=== Dataset records ===

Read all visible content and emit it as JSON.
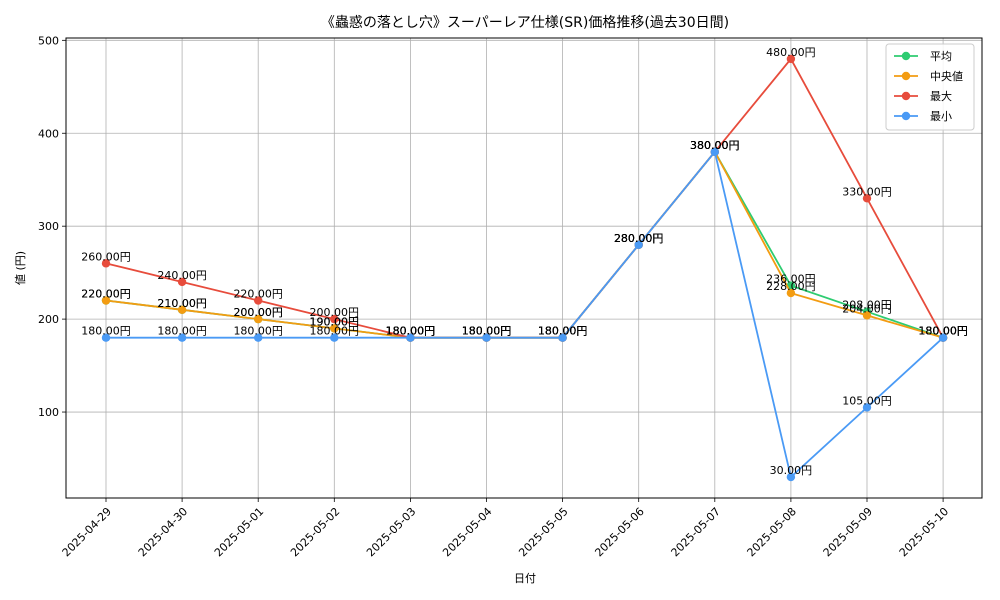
{
  "chart_data": {
    "type": "line",
    "title": "《蟲惑の落とし穴》スーパーレア仕様(SR)価格推移(過去30日間)",
    "xlabel": "日付",
    "ylabel": "値 (円)",
    "categories": [
      "2025-04-29",
      "2025-04-30",
      "2025-05-01",
      "2025-05-02",
      "2025-05-03",
      "2025-05-04",
      "2025-05-05",
      "2025-05-06",
      "2025-05-07",
      "2025-05-08",
      "2025-05-09",
      "2025-05-10"
    ],
    "ylim": [
      7.5,
      502.5
    ],
    "yticks": [
      100,
      200,
      300,
      400,
      500
    ],
    "grid": true,
    "legend_position": "top-right",
    "label_suffix": "円",
    "series": [
      {
        "name": "平均",
        "color": "#2ecc71",
        "values": [
          220,
          210,
          200,
          190,
          180,
          180,
          180,
          280,
          380,
          236,
          208,
          180
        ],
        "labels": [
          "220.00円",
          "210.00円",
          "200.00円",
          "190.00円",
          "180.00円",
          "180.00円",
          "180.00円",
          "280.00円",
          "380.00円",
          "236.00円",
          "208.00円",
          "180.00円"
        ]
      },
      {
        "name": "中央値",
        "color": "#f39c12",
        "values": [
          220,
          210,
          200,
          190,
          180,
          180,
          180,
          280,
          380,
          228,
          204,
          180
        ],
        "labels": [
          "220.00円",
          "210.00円",
          "200.00円",
          "190.00円",
          "180.00円",
          "180.00円",
          "180.00円",
          "280.00円",
          "380.00円",
          "228.00円",
          "204.00円",
          "180.00円"
        ]
      },
      {
        "name": "最大",
        "color": "#e74c3c",
        "values": [
          260,
          240,
          220,
          200,
          180,
          180,
          180,
          280,
          380,
          480,
          330,
          180
        ],
        "labels": [
          "260.00円",
          "240.00円",
          "220.00円",
          "200.00円",
          "180.00円",
          "180.00円",
          "180.00円",
          "280.00円",
          "380.00円",
          "480.00円",
          "330.00円",
          "180.00円"
        ]
      },
      {
        "name": "最小",
        "color": "#4a9af5",
        "values": [
          180,
          180,
          180,
          180,
          180,
          180,
          180,
          280,
          380,
          30,
          105,
          180
        ],
        "labels": [
          "180.00円",
          "180.00円",
          "180.00円",
          "180.00円",
          "180.00円",
          "180.00円",
          "180.00円",
          "280.00円",
          "380.00円",
          "30.00円",
          "105.00円",
          "180.00円"
        ]
      }
    ]
  }
}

===

- _What to do_
Give the material again exactly as it is, but keep the pictures out.

- _Result of the task_
Read all visible content and emit it as JSON.
{
  "chart_data": {
    "type": "line",
    "title": "《蟲惑の落とし穴》スーパーレア仕様(SR)価格推移(過去30日間)",
    "xlabel": "日付",
    "ylabel": "値 (円)",
    "categories": [
      "2025-04-29",
      "2025-04-30",
      "2025-05-01",
      "2025-05-02",
      "2025-05-03",
      "2025-05-04",
      "2025-05-05",
      "2025-05-06",
      "2025-05-07",
      "2025-05-08",
      "2025-05-09",
      "2025-05-10"
    ],
    "ylim": [
      7.5,
      502.5
    ],
    "yticks": [
      100,
      200,
      300,
      400,
      500
    ],
    "grid": true,
    "legend_position": "top-right",
    "label_suffix": "円",
    "series": [
      {
        "name": "平均",
        "color": "#2ecc71",
        "values": [
          220,
          210,
          200,
          190,
          180,
          180,
          180,
          280,
          380,
          236,
          208,
          180
        ],
        "labels": [
          "220.00円",
          "210.00円",
          "200.00円",
          "190.00円",
          "180.00円",
          "180.00円",
          "180.00円",
          "280.00円",
          "380.00円",
          "236.00円",
          "208.00円",
          "180.00円"
        ]
      },
      {
        "name": "中央値",
        "color": "#f39c12",
        "values": [
          220,
          210,
          200,
          190,
          180,
          180,
          180,
          280,
          380,
          228,
          204,
          180
        ],
        "labels": [
          "220.00円",
          "210.00円",
          "200.00円",
          "190.00円",
          "180.00円",
          "180.00円",
          "180.00円",
          "280.00円",
          "380.00円",
          "228.00円",
          "204.00円",
          "180.00円"
        ]
      },
      {
        "name": "最大",
        "color": "#e74c3c",
        "values": [
          260,
          240,
          220,
          200,
          180,
          180,
          180,
          280,
          380,
          480,
          330,
          180
        ],
        "labels": [
          "260.00円",
          "240.00円",
          "220.00円",
          "200.00円",
          "180.00円",
          "180.00円",
          "180.00円",
          "280.00円",
          "380.00円",
          "480.00円",
          "330.00円",
          "180.00円"
        ]
      },
      {
        "name": "最小",
        "color": "#4a9af5",
        "values": [
          180,
          180,
          180,
          180,
          180,
          180,
          180,
          280,
          380,
          30,
          105,
          180
        ],
        "labels": [
          "180.00円",
          "180.00円",
          "180.00円",
          "180.00円",
          "180.00円",
          "180.00円",
          "180.00円",
          "280.00円",
          "380.00円",
          "30.00円",
          "105.00円",
          "180.00円"
        ]
      }
    ]
  }
}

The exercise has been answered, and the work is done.